begin Supplied records
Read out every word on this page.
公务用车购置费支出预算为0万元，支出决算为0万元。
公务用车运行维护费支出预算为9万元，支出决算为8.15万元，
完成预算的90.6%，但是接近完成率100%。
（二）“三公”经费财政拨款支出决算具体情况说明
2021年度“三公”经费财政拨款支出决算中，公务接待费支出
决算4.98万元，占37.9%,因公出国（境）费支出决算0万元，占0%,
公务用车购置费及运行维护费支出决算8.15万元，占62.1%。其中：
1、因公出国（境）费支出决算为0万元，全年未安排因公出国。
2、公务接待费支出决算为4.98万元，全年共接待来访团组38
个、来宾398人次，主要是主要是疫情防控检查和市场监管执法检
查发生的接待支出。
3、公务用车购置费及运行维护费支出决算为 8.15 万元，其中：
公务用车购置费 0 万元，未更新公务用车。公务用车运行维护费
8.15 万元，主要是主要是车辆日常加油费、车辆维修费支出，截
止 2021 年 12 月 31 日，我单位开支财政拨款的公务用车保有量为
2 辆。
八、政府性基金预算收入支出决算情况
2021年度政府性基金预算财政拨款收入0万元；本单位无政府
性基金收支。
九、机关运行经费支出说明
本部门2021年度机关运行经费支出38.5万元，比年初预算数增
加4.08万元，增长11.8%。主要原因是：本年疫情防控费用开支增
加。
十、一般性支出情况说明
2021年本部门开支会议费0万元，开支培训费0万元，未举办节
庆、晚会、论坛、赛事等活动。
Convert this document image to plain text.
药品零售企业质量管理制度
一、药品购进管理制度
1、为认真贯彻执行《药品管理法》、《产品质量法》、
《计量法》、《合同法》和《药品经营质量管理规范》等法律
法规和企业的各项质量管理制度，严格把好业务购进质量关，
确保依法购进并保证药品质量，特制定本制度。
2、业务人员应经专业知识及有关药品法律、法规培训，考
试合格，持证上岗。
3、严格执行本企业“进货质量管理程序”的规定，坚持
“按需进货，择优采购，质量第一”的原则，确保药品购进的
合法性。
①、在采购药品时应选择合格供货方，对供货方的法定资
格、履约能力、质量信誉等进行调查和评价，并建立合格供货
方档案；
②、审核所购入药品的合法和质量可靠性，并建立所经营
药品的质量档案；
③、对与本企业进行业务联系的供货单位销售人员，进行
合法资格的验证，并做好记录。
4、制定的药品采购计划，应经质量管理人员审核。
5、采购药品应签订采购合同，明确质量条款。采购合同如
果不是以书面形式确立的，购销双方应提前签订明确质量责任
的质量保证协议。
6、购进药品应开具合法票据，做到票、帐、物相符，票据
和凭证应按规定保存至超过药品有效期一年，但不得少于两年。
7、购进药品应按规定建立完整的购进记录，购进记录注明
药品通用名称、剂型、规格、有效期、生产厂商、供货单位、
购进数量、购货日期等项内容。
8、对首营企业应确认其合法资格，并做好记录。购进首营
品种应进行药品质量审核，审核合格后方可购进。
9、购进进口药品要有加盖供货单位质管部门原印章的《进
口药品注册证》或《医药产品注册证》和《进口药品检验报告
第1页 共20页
end Supplied records
Set problem - Your task is to output the full set of records exactly as presented.

Output below -
Read out every word on this page.
公务用车购置费支出预算为0万元，支出决算为0万元。
公务用车运行维护费支出预算为9万元，支出决算为8.15万元，
完成预算的90.6%，但是接近完成率100%。
（二）“三公”经费财政拨款支出决算具体情况说明
2021年度“三公”经费财政拨款支出决算中，公务接待费支出
决算4.98万元，占37.9%,因公出国（境）费支出决算0万元，占0%,
公务用车购置费及运行维护费支出决算8.15万元，占62.1%。其中：
1、因公出国（境）费支出决算为0万元，全年未安排因公出国。
2、公务接待费支出决算为4.98万元，全年共接待来访团组38
个、来宾398人次，主要是主要是疫情防控检查和市场监管执法检
查发生的接待支出。
3、公务用车购置费及运行维护费支出决算为 8.15 万元，其中：
公务用车购置费 0 万元，未更新公务用车。公务用车运行维护费
8.15 万元，主要是主要是车辆日常加油费、车辆维修费支出，截
止 2021 年 12 月 31 日，我单位开支财政拨款的公务用车保有量为
2 辆。
八、政府性基金预算收入支出决算情况
2021年度政府性基金预算财政拨款收入0万元；本单位无政府
性基金收支。
九、机关运行经费支出说明
本部门2021年度机关运行经费支出38.5万元，比年初预算数增
加4.08万元，增长11.8%。主要原因是：本年疫情防控费用开支增
加。
十、一般性支出情况说明
2021年本部门开支会议费0万元，开支培训费0万元，未举办节
庆、晚会、论坛、赛事等活动。
Convert this document image to plain text.
药品零售企业质量管理制度
一、药品购进管理制度
1、为认真贯彻执行《药品管理法》、《产品质量法》、
《计量法》、《合同法》和《药品经营质量管理规范》等法律
法规和企业的各项质量管理制度，严格把好业务购进质量关，
确保依法购进并保证药品质量，特制定本制度。
2、业务人员应经专业知识及有关药品法律、法规培训，考
试合格，持证上岗。
3、严格执行本企业“进货质量管理程序”的规定，坚持
“按需进货，择优采购，质量第一”的原则，确保药品购进的
合法性。
①、在采购药品时应选择合格供货方，对供货方的法定资
格、履约能力、质量信誉等进行调查和评价，并建立合格供货
方档案；
②、审核所购入药品的合法和质量可靠性，并建立所经营
药品的质量档案；
③、对与本企业进行业务联系的供货单位销售人员，进行
合法资格的验证，并做好记录。
4、制定的药品采购计划，应经质量管理人员审核。
5、采购药品应签订采购合同，明确质量条款。采购合同如
果不是以书面形式确立的，购销双方应提前签订明确质量责任
的质量保证协议。
6、购进药品应开具合法票据，做到票、帐、物相符，票据
和凭证应按规定保存至超过药品有效期一年，但不得少于两年。
7、购进药品应按规定建立完整的购进记录，购进记录注明
药品通用名称、剂型、规格、有效期、生产厂商、供货单位、
购进数量、购货日期等项内容。
8、对首营企业应确认其合法资格，并做好记录。购进首营
品种应进行药品质量审核，审核合格后方可购进。
9、购进进口药品要有加盖供货单位质管部门原印章的《进
口药品注册证》或《医药产品注册证》和《进口药品检验报告
第1页 共20页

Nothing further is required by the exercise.